Take all the material and copy it exactly.

■ Dataset entries

---

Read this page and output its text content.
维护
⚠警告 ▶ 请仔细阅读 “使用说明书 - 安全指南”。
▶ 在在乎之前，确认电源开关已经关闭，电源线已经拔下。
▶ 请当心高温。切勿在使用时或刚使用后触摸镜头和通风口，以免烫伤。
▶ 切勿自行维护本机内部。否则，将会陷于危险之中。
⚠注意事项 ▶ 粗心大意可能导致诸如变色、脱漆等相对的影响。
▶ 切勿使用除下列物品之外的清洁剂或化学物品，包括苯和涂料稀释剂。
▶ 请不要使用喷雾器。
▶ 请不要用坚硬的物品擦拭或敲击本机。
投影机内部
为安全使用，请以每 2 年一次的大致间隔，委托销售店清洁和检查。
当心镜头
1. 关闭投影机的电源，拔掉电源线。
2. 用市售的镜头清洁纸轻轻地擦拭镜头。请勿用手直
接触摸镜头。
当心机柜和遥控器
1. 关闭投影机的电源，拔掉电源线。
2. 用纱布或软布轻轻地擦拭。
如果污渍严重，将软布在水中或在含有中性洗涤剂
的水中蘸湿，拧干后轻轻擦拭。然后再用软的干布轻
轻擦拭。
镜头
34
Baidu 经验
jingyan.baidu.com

---

■ Worked solution
Read this page and output its text content.
维护
⚠警告 ▶ 请仔细阅读 “使用说明书 - 安全指南”。
▶ 在在乎之前，确认电源开关已经关闭，电源线已经拔下。
▶ 请当心高温。切勿在使用时或刚使用后触摸镜头和通风口，以免烫伤。
▶ 切勿自行维护本机内部。否则，将会陷于危险之中。
⚠注意事项 ▶ 粗心大意可能导致诸如变色、脱漆等相对的影响。
▶ 切勿使用除下列物品之外的清洁剂或化学物品，包括苯和涂料稀释剂。
▶ 请不要使用喷雾器。
▶ 请不要用坚硬的物品擦拭或敲击本机。
投影机内部
为安全使用，请以每 2 年一次的大致间隔，委托销售店清洁和检查。
当心镜头
1. 关闭投影机的电源，拔掉电源线。
2. 用市售的镜头清洁纸轻轻地擦拭镜头。请勿用手直
接触摸镜头。
当心机柜和遥控器
1. 关闭投影机的电源，拔掉电源线。
2. 用纱布或软布轻轻地擦拭。
如果污渍严重，将软布在水中或在含有中性洗涤剂
的水中蘸湿，拧干后轻轻擦拭。然后再用软的干布轻
轻擦拭。
镜头
34
Baidu 经验
jingyan.baidu.com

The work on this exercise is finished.